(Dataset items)
══════════
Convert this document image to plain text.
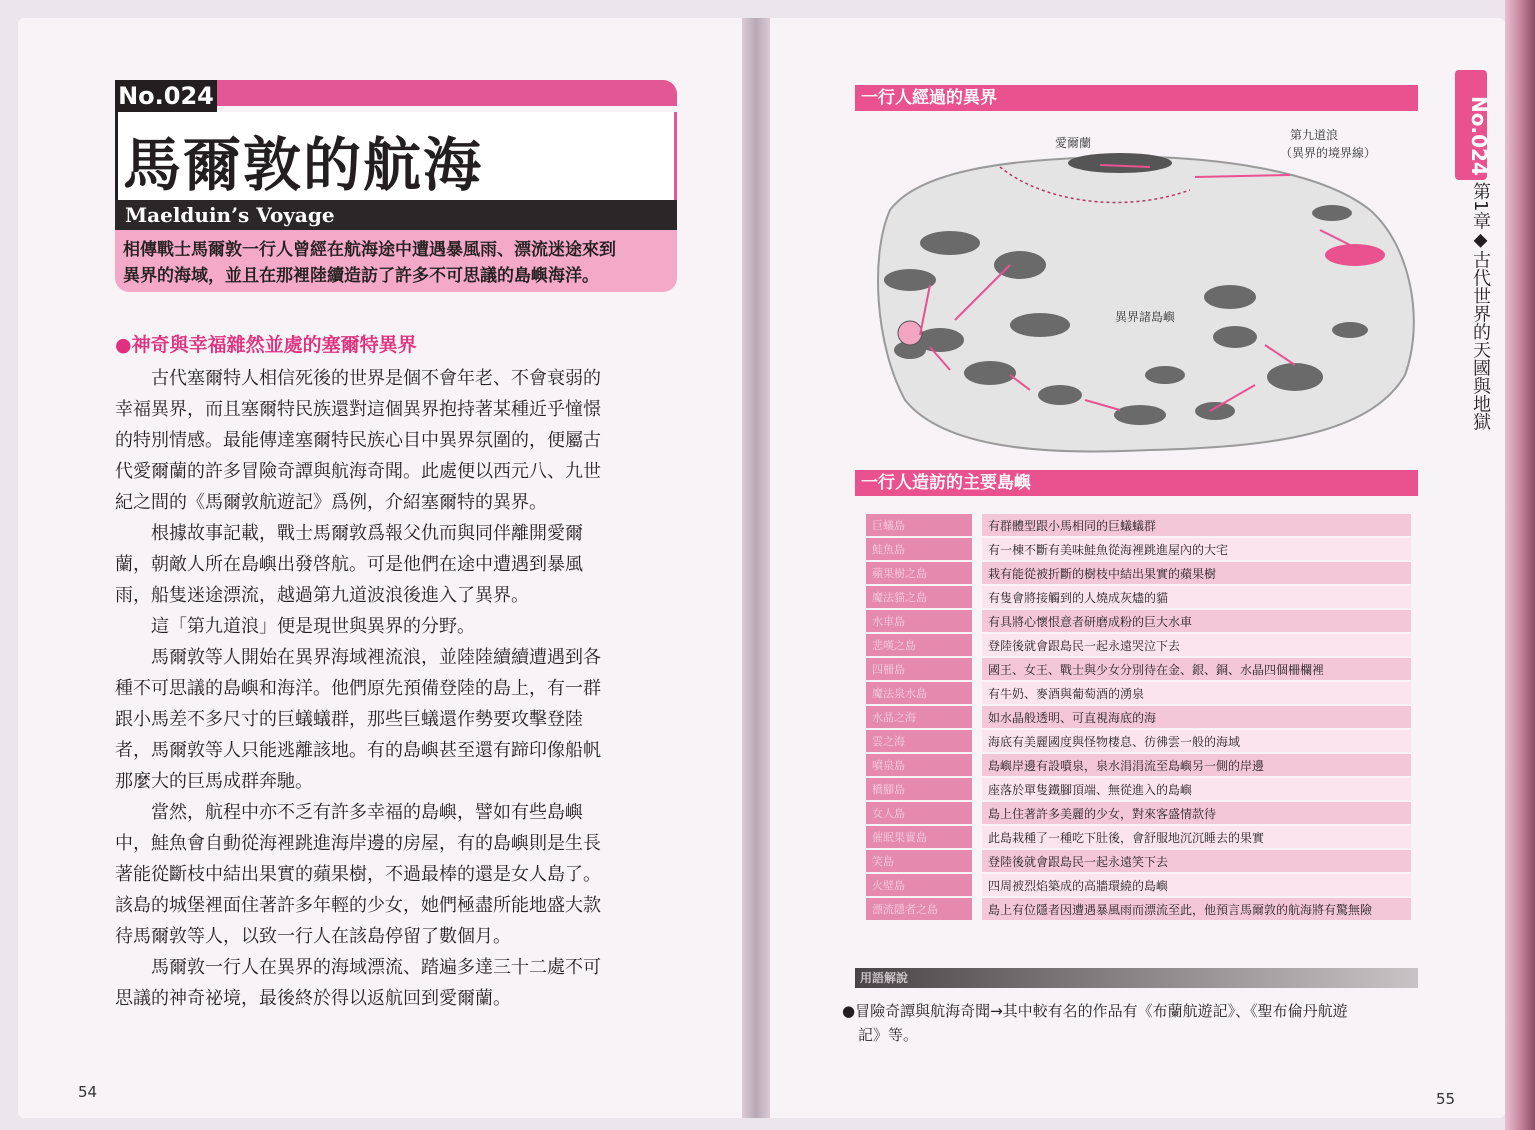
No.024
馬爾敦的航海
Maelduin’s Voyage
相傳戰士馬爾敦一行人曾經在航海途中遭遇暴風雨、漂流迷途來到
異界的海域，並且在那裡陸續造訪了許多不可思議的島嶼海洋。
●神奇與幸福雜然並處的塞爾特異界
　　古代塞爾特人相信死後的世界是個不會年老、不會衰弱的
幸福異界，而且塞爾特民族還對這個異界抱持著某種近乎憧憬
的特別情感。最能傳達塞爾特民族心目中異界氛圍的，便屬古
代愛爾蘭的許多冒險奇譚與航海奇聞。此處便以西元八、九世
紀之間的《馬爾敦航遊記》爲例，介紹塞爾特的異界。
　　根據故事記載，戰士馬爾敦爲報父仇而與同伴離開愛爾
蘭，朝敵人所在島嶼出發啓航。可是他們在途中遭遇到暴風
雨，船隻迷途漂流，越過第九道波浪後進入了異界。
　　這「第九道浪」便是現世與異界的分野。
　　馬爾敦等人開始在異界海域裡流浪，並陸陸續續遭遇到各
種不可思議的島嶼和海洋。他們原先預備登陸的島上，有一群
跟小馬差不多尺寸的巨蟻蟻群，那些巨蟻還作勢要攻擊登陸
者，馬爾敦等人只能逃離該地。有的島嶼甚至還有蹄印像船帆
那麼大的巨馬成群奔馳。
　　當然，航程中亦不乏有許多幸福的島嶼，譬如有些島嶼
中，鮭魚會自動從海裡跳進海岸邊的房屋，有的島嶼則是生長
著能從斷枝中結出果實的蘋果樹，不過最棒的還是女人島了。
該島的城堡裡面住著許多年輕的少女，她們極盡所能地盛大款
待馬爾敦等人，以致一行人在該島停留了數個月。
　　馬爾敦一行人在異界的海域漂流、踏遍多達三十二處不可
思議的神奇祕境，最後終於得以返航回到愛爾蘭。
54
一行人經過的異界
愛爾蘭
第九道浪
（異界的境界線）
異界諸島嶼
一行人造訪的主要島嶼
巨蟻島	有群體型跟小馬相同的巨蟻蟻群
鮭魚島	有一棟不斷有美味鮭魚從海裡跳進屋內的大宅
蘋果樹之島	栽有能從被折斷的樹枝中結出果實的蘋果樹
魔法貓之島	有隻會將接觸到的人燒成灰燼的貓
水車島	有具將心懷恨意者研磨成粉的巨大水車
悲嘆之島	登陸後就會跟島民一起永遠哭泣下去
四柵島	國王、女王、戰士與少女分別待在金、銀、銅、水晶四個柵欄裡
魔法泉水島	有牛奶、麥酒與葡萄酒的湧泉
水晶之海	如水晶般透明、可直視海底的海
雲之海	海底有美麗國度與怪物棲息、彷彿雲一般的海域
噴泉島	島嶼岸邊有設噴泉，泉水涓涓流至島嶼另一側的岸邊
橋腳島	座落於單隻鐵腳頂端、無從進入的島嶼
女人島	島上住著許多美麗的少女，對來客盛情款待
催眠果實島	此島栽種了一種吃下肚後，會舒服地沉沉睡去的果實
笑島	登陸後就會跟島民一起永遠笑下去
火壁島	四周被烈焰築成的高牆環繞的島嶼
漂流隱者之島	島上有位隱者因遭遇暴風雨而漂流至此，他預言馬爾敦的航海將有驚無險
用語解說
●冒險奇譚與航海奇聞→其中較有名的作品有《布蘭航遊記》、《聖布倫丹航遊
記》等。
55
No.024
第1章◆古代世界的天國與地獄
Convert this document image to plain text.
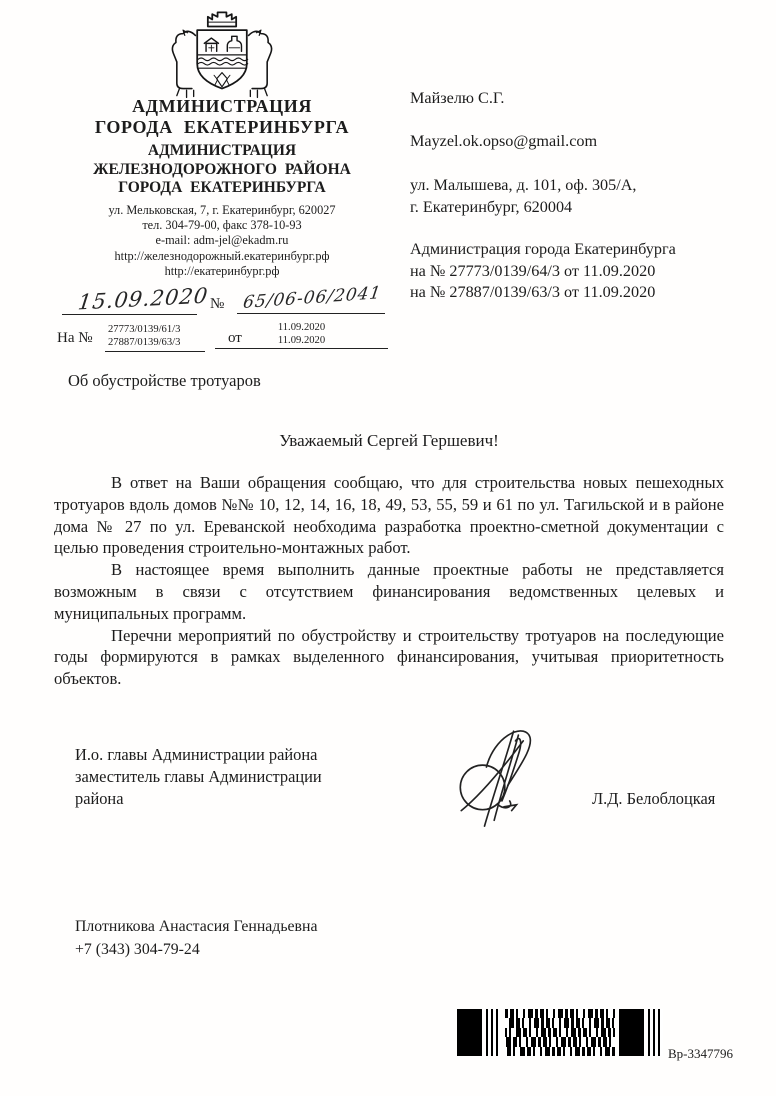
АДМИНИСТРАЦИЯ
ГОРОДА ЕКАТЕРИНБУРГА
АДМИНИСТРАЦИЯ
ЖЕЛЕЗНОДОРОЖНОГО РАЙОНА
ГОРОДА ЕКАТЕРИНБУРГА
ул. Мельковская, 7, г. Екатеринбург, 620027
тел. 304-79-00, факс 378-10-93
e-mail: adm-jel@ekadm.ru
http://железнодорожный.екатеринбург.рф
http://екатеринбург.рф
15.09.2020 № 65/06-06/2041
На №
27773/0139/61/3
27887/0139/63/3	от
11.09.2020
11.09.2020
Майзелю С.Г.
Mayzel.ok.opso@gmail.com
ул. Малышева, д. 101, оф. 305/А,
г. Екатеринбург, 620004
Администрация города Екатеринбурга
на № 27773/0139/64/3 от 11.09.2020
на № 27887/0139/63/3 от 11.09.2020
Об обустройстве тротуаров
Уважаемый Сергей Гершевич!

В ответ на Ваши обращения сообщаю, что для строительства новых пешеходных тротуаров вдоль домов №№ 10, 12, 14, 16, 18, 49, 53, 55, 59 и 61 по ул. Тагильской и в районе дома № 27 по ул. Ереванской необходима разработка проектно-сметной документации с целью проведения строительно-монтажных работ.

В настоящее время выполнить данные проектные работы не представляется возможным в связи с отсутствием финансирования ведомственных целевых и муниципальных программ.

Перечни мероприятий по обустройству и строительству тротуаров на последующие годы формируются в рамках выделенного финансирования, учитывая приоритетность объектов.

И.о. главы Администрации района
заместитель главы Администрации
района	Л.Д. Белоблоцкая
Плотникова Анастасия Геннадьевна
+7 (343) 304-79-24
Вр-3347796
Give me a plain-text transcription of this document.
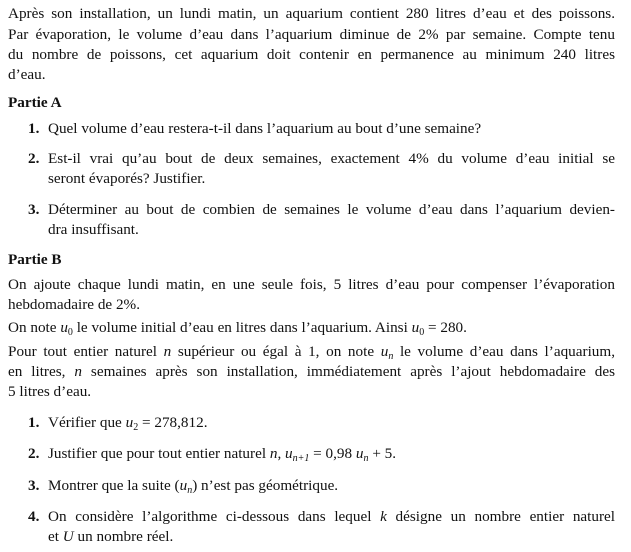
Après son installation, un lundi matin, un aquarium contient 280 litres d’eau et des poissons.
Par évaporation, le volume d’eau dans l’aquarium diminue de 2% par semaine. Compte tenu
du nombre de poissons, cet aquarium doit contenir en permanence au minimum 240 litres
d’eau.
Partie A
1. Quel volume d’eau restera-t-il dans l’aquarium au bout d’une semaine?
2. Est-il vrai qu’au bout de deux semaines, exactement 4% du volume d’eau initial se
seront évaporés? Justifier.
3. Déterminer au bout de combien de semaines le volume d’eau dans l’aquarium devien-
dra insuffisant.
Partie B
On ajoute chaque lundi matin, en une seule fois, 5 litres d’eau pour compenser l’évaporation
hebdomadaire de 2%.
On note $u_0$ le volume initial d’eau en litres dans l’aquarium. Ainsi $u_0 = 280$.
Pour tout entier naturel n supérieur ou égal à 1, on note $u_n$ le volume d’eau dans l’aquarium,
en litres, n semaines après son installation, immédiatement après l’ajout hebdomadaire des
5 litres d’eau.
1. Vérifier que $u_2 = 278,812$.
2. Justifier que pour tout entier naturel n, $u_{n+1} = 0,98$ $u_n + 5$.
3. Montrer que la suite $(u_n)$ n’est pas géométrique.
4. On considère l’algorithme ci-dessous dans lequel k désigne un nombre entier naturel
et U un nombre réel.
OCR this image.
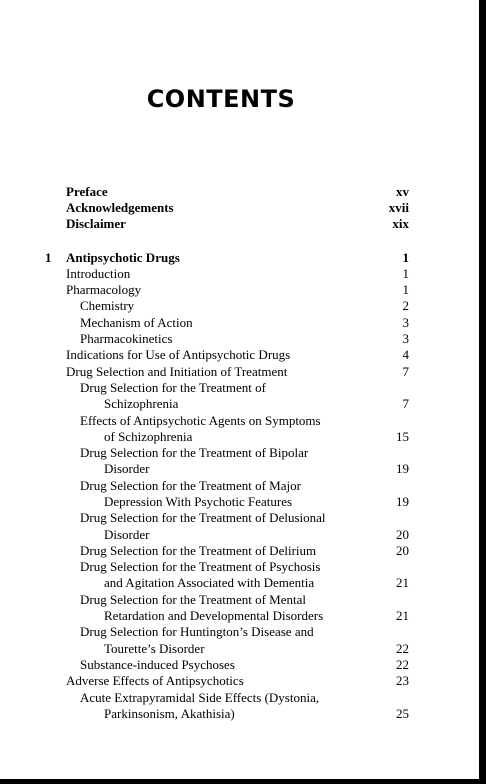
CONTENTS
Preface	xv
Acknowledgements	xvii
Disclaimer	xix
1 Antipsychotic Drugs	1
Introduction	1
Pharmacology	1
Chemistry	2
Mechanism of Action	3
Pharmacokinetics	3
Indications for Use of Antipsychotic Drugs	4
Drug Selection and Initiation of Treatment	7
Drug Selection for the Treatment of
Schizophrenia	7
Effects of Antipsychotic Agents on Symptoms
of Schizophrenia	15
Drug Selection for the Treatment of Bipolar
Disorder	19
Drug Selection for the Treatment of Major
Depression With Psychotic Features	19
Drug Selection for the Treatment of Delusional
Disorder	20
Drug Selection for the Treatment of Delirium	20
Drug Selection for the Treatment of Psychosis
and Agitation Associated with Dementia	21
Drug Selection for the Treatment of Mental
Retardation and Developmental Disorders	21
Drug Selection for Huntington’s Disease and
Tourette’s Disorder	22
Substance-induced Psychoses	22
Adverse Effects of Antipsychotics	23
Acute Extrapyramidal Side Effects (Dystonia,
Parkinsonism, Akathisia)	25
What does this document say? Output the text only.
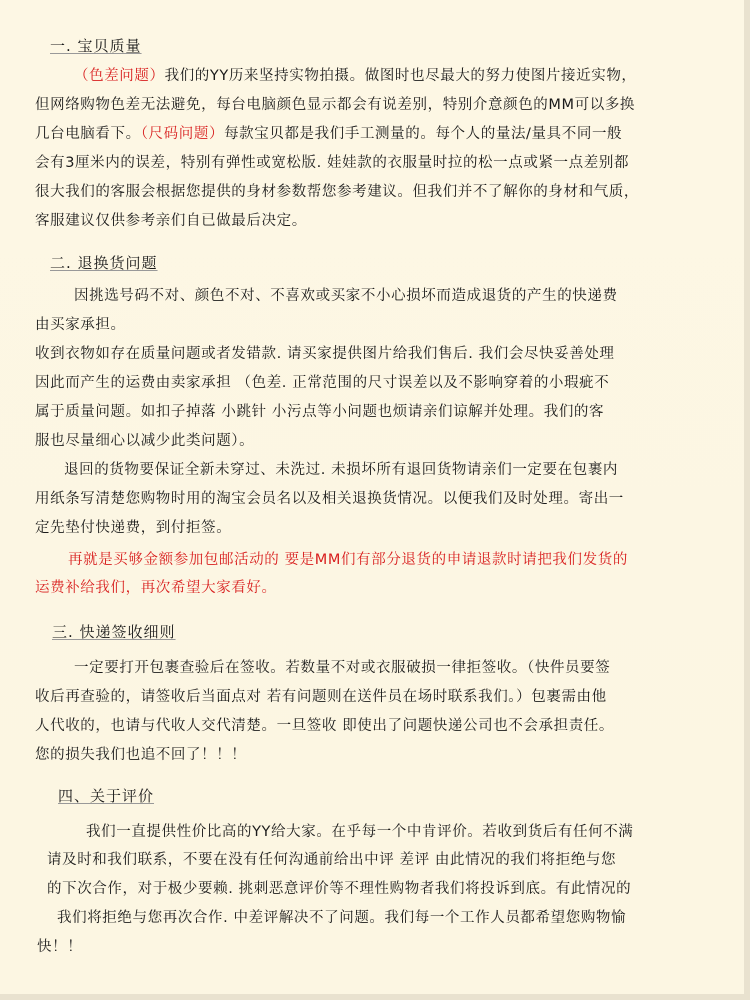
一. 宝贝质量
（色差问题）我们的YY历来坚持实物拍摄。做图时也尽最大的努力使图片接近实物，
但网络购物色差无法避免，每台电脑颜色显示都会有说差别，特别介意颜色的MM可以多换
几台电脑看下。（尺码问题）每款宝贝都是我们手工测量的。每个人的量法/量具不同一般
会有3厘米内的误差，特别有弹性或宽松版. 娃娃款的衣服量时拉的松一点或紧一点差别都
很大我们的客服会根据您提供的身材参数帮您参考建议。但我们并不了解你的身材和气质，
客服建议仅供参考亲们自已做最后决定。
二. 退换货问题
因挑选号码不对、颜色不对、不喜欢或买家不小心损坏而造成退货的产生的快递费
由买家承担。
收到衣物如存在质量问题或者发错款. 请买家提供图片给我们售后. 我们会尽快妥善处理
因此而产生的运费由卖家承担 （色差. 正常范围的尺寸误差以及不影响穿着的小瑕疵不
属于质量问题。如扣子掉落 小跳针 小污点等小问题也烦请亲们谅解并处理。我们的客
服也尽量细心以减少此类问题）。
退回的货物要保证全新未穿过、未洗过. 未损坏所有退回货物请亲们一定要在包裹内
用纸条写清楚您购物时用的淘宝会员名以及相关退换货情况。以便我们及时处理。寄出一
定先垫付快递费，到付拒签。
再就是买够金额参加包邮活动的 要是MM们有部分退货的申请退款时请把我们发货的
运费补给我们，再次希望大家看好。
三. 快递签收细则
一定要打开包裹查验后在签收。若数量不对或衣服破损一律拒签收。（快件员要签
收后再查验的，请签收后当面点对 若有问题则在送件员在场时联系我们。）包裹需由他
人代收的，也请与代收人交代清楚。一旦签收 即使出了问题快递公司也不会承担责任。
您的损失我们也追不回了！！！
四、关于评价
我们一直提供性价比高的YY给大家。在乎每一个中肯评价。若收到货后有任何不满
请及时和我们联系，不要在没有任何沟通前给出中评 差评 由此情况的我们将拒绝与您
的下次合作，对于极少要赖. 挑刺恶意评价等不理性购物者我们将投诉到底。有此情况的
我们将拒绝与您再次合作. 中差评解决不了问题。我们每一个工作人员都希望您购物愉
快！！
══════════
— Requirements —
Go through the data and gather every line that holds "nombre".

— Response —
du nombre de poissons, cet aquarium doit contenir en permanence au minimum 240 litres
4. On considère l’algorithme ci-dessous dans lequel k désigne un nombre entier naturel
et U un nombre réel.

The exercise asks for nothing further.